Select all lines holding the word "massage" from the entries that follow.
* Start Data extract *
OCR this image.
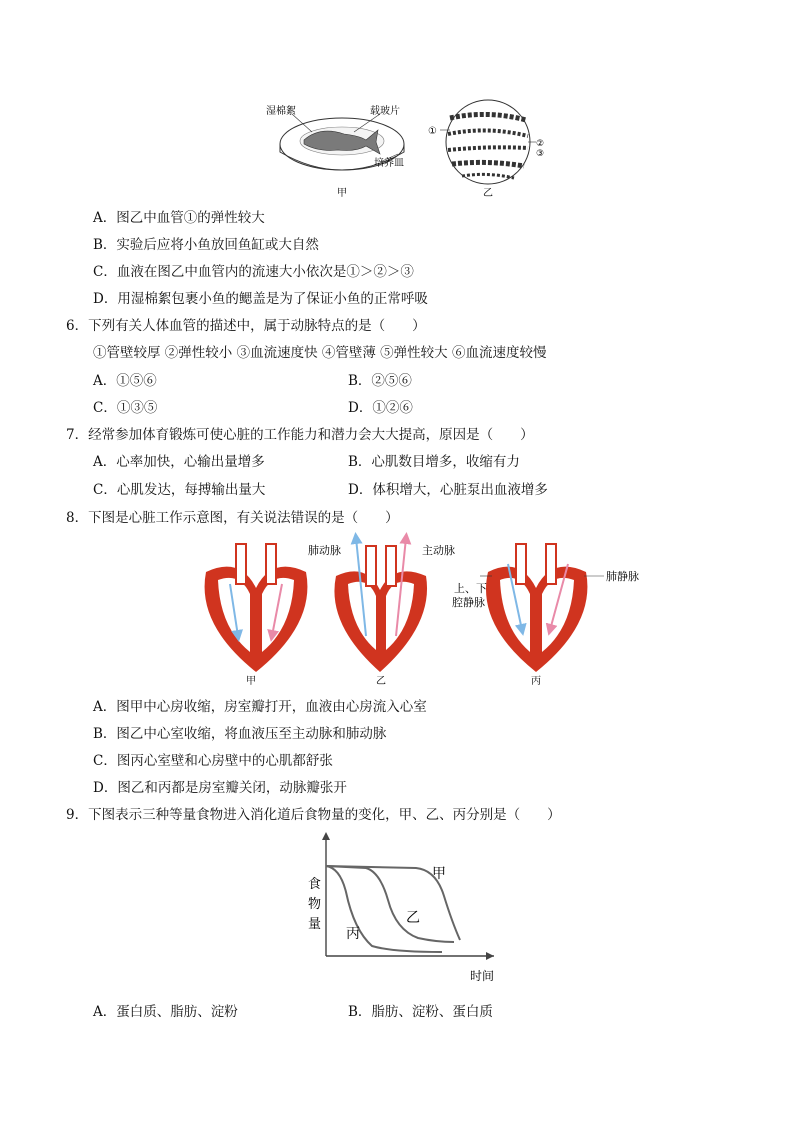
湿棉絮	载玻片
培养皿
甲
①
②
③
乙
A．图乙中血管①的弹性较大
B．实验后应将小鱼放回鱼缸或大自然
C．血液在图乙中血管内的流速大小依次是①＞②＞③
D．用湿棉絮包裹小鱼的鳃盖是为了保证小鱼的正常呼吸
6．下列有关人体血管的描述中，属于动脉特点的是（　　）
①管壁较厚 ②弹性较小 ③血流速度快 ④管壁薄 ⑤弹性较大 ⑥血流速度较慢
A．①⑤⑥	B．②⑤⑥
C．①③⑤	D．①②⑥
7．经常参加体育锻炼可使心脏的工作能力和潜力会大大提高，原因是（　　）
A．心率加快，心输出量增多	B．心肌数目增多，收缩有力
C．心肌发达，每搏输出量大	D．体积增大，心脏泵出血液增多
8．下图是心脏工作示意图，有关说法错误的是（　　）
甲	乙
肺动脉	主动脉
丙
上、下
腔静脉
肺静脉
A．图甲中心房收缩，房室瓣打开，血液由心房流入心室
B．图乙中心室收缩，将血液压至主动脉和肺动脉
C．图丙心室壁和心房壁中的心肌都舒张
D．图乙和丙都是房室瓣关闭，动脉瓣张开
9．下图表示三种等量食物进入消化道后食物量的变化，甲、乙、丙分别是（　　）
甲
乙
丙
食
物
量
时间
A．蛋白质、脂肪、淀粉	B．脂肪、淀粉、蛋白质
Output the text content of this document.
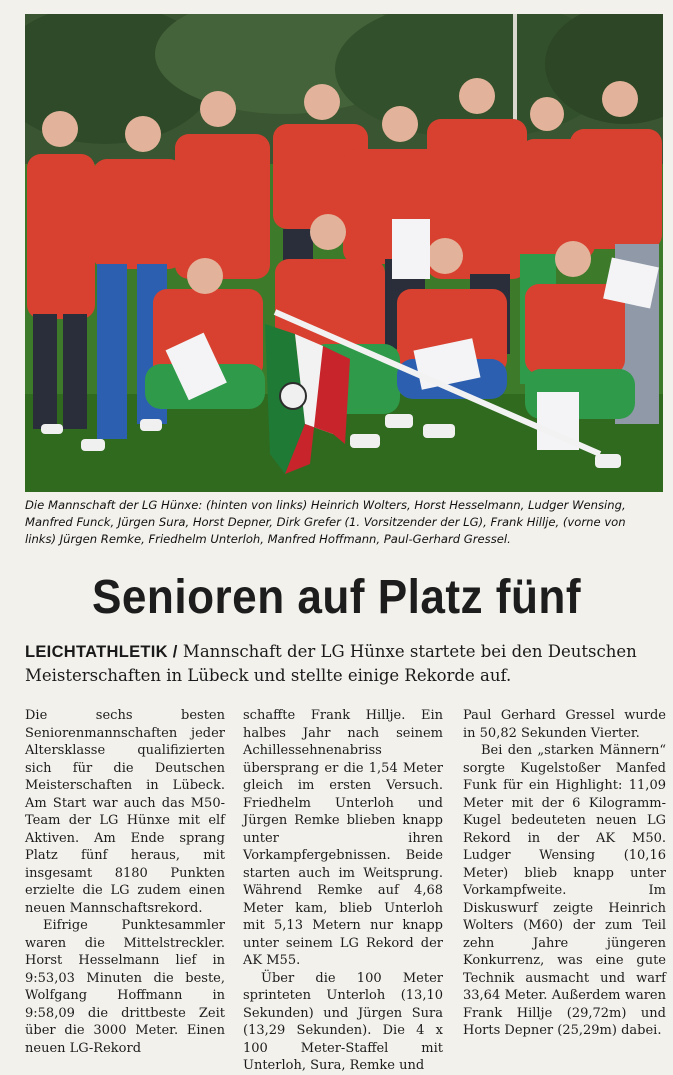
Die Mannschaft der LG Hünxe: (hinten von links) Heinrich Wolters, Horst Hesselmann, Ludger Wensing, Manfred Funck, Jürgen Sura, Horst Depner, Dirk Grefer (1. Vorsitzender der LG), Frank Hillje, (vorne von links) Jürgen Remke, Friedhelm Unterloh, Manfred Hoffmann, Paul-Gerhard Gressel.
Senioren auf Platz fünf
LEICHTATHLETIK / Mannschaft der LG Hünxe startete bei den Deutschen Meisterschaften in Lübeck und stellte einige Rekorde auf.

Die sechs besten Seniorenmannschaften jeder Altersklasse qualifizierten sich für die Deutschen Meisterschaften in Lübeck. Am Start war auch das M50-Team der LG Hünxe mit elf Aktiven. Am Ende sprang Platz fünf heraus, mit insgesamt 8180 Punkten erzielte die LG zudem einen neuen Mannschaftsrekord.

Eifrige Punktesammler waren die Mittelstreckler. Horst Hesselmann lief in 9:53,03 Minuten die beste, Wolfgang Hoffmann in 9:58,09 die drittbeste Zeit über die 3000 Meter. Einen neuen LG-Rekord

schaffte Frank Hillje. Ein halbes Jahr nach seinem Achillessehnenabriss übersprang er die 1,54 Meter gleich im ersten Versuch. Friedhelm Unterloh und Jürgen Remke blieben knapp unter ihren Vorkampfergebnissen. Beide starten auch im Weitsprung. Während Remke auf 4,68 Meter kam, blieb Unterloh mit 5,13 Metern nur knapp unter seinem LG Rekord der AK M55.

Über die 100 Meter sprinteten Unterloh (13,10 Sekunden) und Jürgen Sura (13,29 Sekunden). Die 4 x 100 Meter-Staffel mit Unterloh, Sura, Remke und

Paul Gerhard Gressel wurde in 50,82 Sekunden Vierter.

Bei den „starken Männern“ sorgte Kugelstoßer Manfed Funk für ein Highlight: 11,09 Meter mit der 6 Kilogramm-Kugel bedeuteten neuen LG Rekord in der AK M50. Ludger Wensing (10,16 Meter) blieb knapp unter Vorkampfweite. Im Diskuswurf zeigte Heinrich Wolters (M60) der zum Teil zehn Jahre jüngeren Konkurrenz, was eine gute Technik ausmacht und warf 33,64 Meter. Außerdem waren Frank Hillje (29,72m) und Horts Depner (25,29m) dabei.
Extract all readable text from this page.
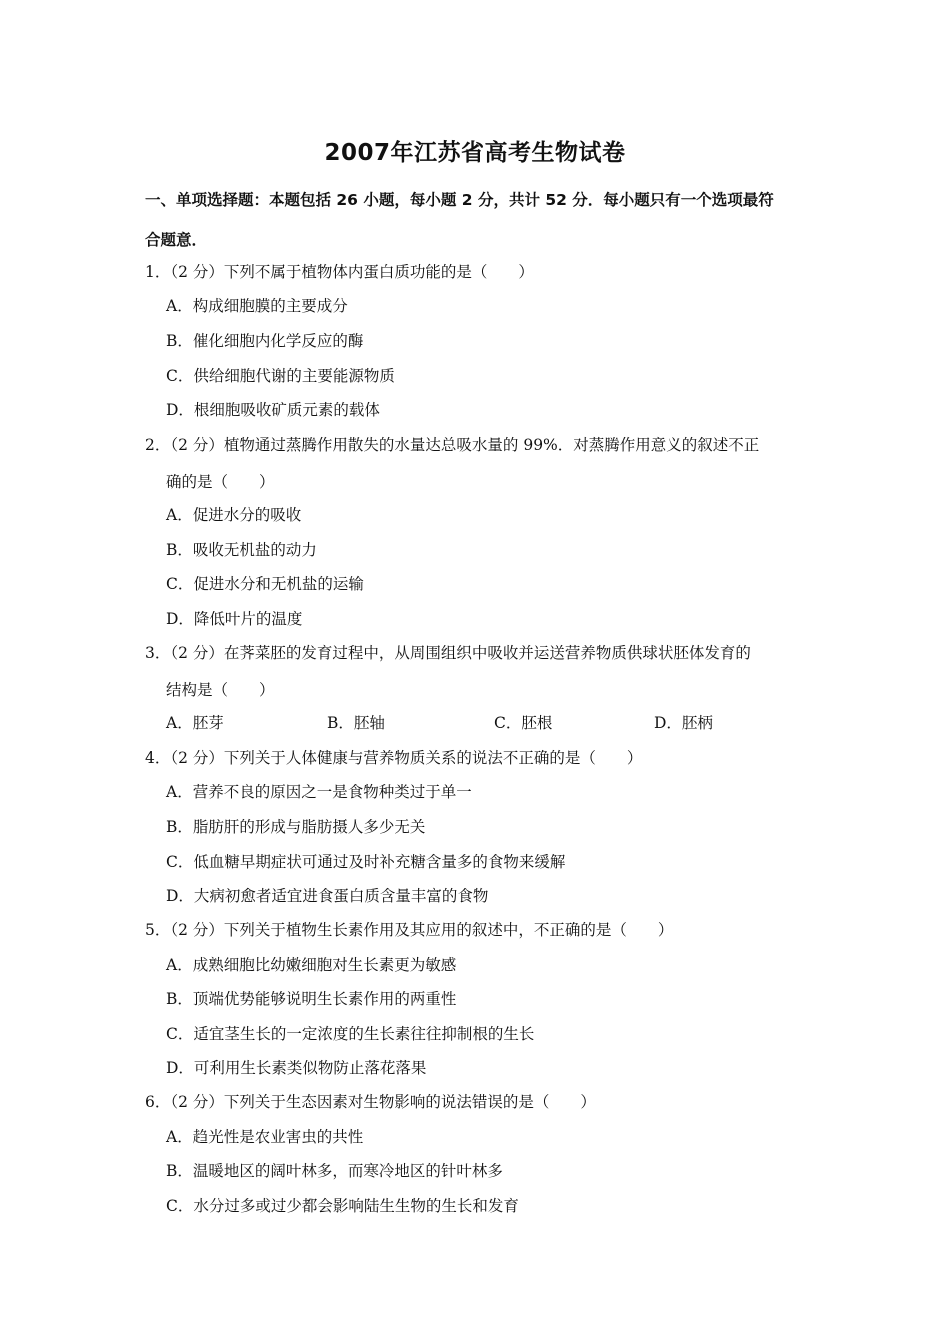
2007年江苏省高考生物试卷
一、单项选择题：本题包括 26 小题，每小题 2 分，共计 52 分．每小题只有一个选项最符
合题意．
1．（2 分）下列不属于植物体内蛋白质功能的是（　　）
A．构成细胞膜的主要成分
B．催化细胞内化学反应的酶
C．供给细胞代谢的主要能源物质
D．根细胞吸收矿质元素的载体
2．（2 分）植物通过蒸腾作用散失的水量达总吸水量的 99%．对蒸腾作用意义的叙述不正
确的是（　　）
A．促进水分的吸收
B．吸收无机盐的动力
C．促进水分和无机盐的运输
D．降低叶片的温度
3．（2 分）在荠菜胚的发育过程中，从周围组织中吸收并运送营养物质供球状胚体发育的
结构是（　　）
A．胚芽	B．胚轴	C．胚根	D．胚柄
4．（2 分）下列关于人体健康与营养物质关系的说法不正确的是（　　）
A．营养不良的原因之一是食物种类过于单一
B．脂肪肝的形成与脂肪摄人多少无关
C．低血糖早期症状可通过及时补充糖含量多的食物来缓解
D．大病初愈者适宜进食蛋白质含量丰富的食物
5．（2 分）下列关于植物生长素作用及其应用的叙述中，不正确的是（　　）
A．成熟细胞比幼嫩细胞对生长素更为敏感
B．顶端优势能够说明生长素作用的两重性
C．适宜茎生长的一定浓度的生长素往往抑制根的生长
D．可利用生长素类似物防止落花落果
6．（2 分）下列关于生态因素对生物影响的说法错误的是（　　）
A．趋光性是农业害虫的共性
B．温暖地区的阔叶林多，而寒冷地区的针叶林多
C．水分过多或过少都会影响陆生生物的生长和发育
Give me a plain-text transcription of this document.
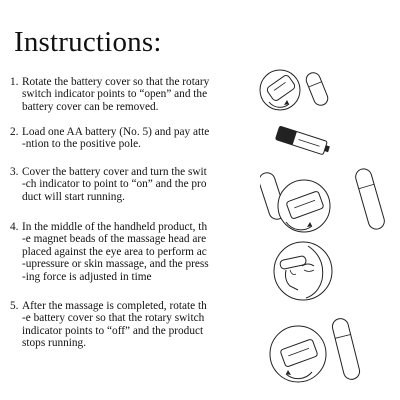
Instructions:
1. Rotate the battery cover so that the rotary
switch indicator points to “open” and the
battery cover can be removed.
2. Load one AA battery (No. 5) and pay atte
-ntion to the positive pole.
3. Cover the battery cover and turn the swit
-ch indicator to point to “on” and the pro
duct will start running.
4. In the middle of the handheld product, th
-e magnet beads of the massage head are
placed against the eye area to perform ac
-upressure or skin massage, and the press
-ing force is adjusted in time
5. After the massage is completed, rotate th
-e battery cover so that the rotary switch
indicator points to “off” and the product
stops running.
* End Data extract *
* _Result for this task_
-e magnet beads of the massage head are
-upressure or skin massage, and the press
5. After the massage is completed, rotate th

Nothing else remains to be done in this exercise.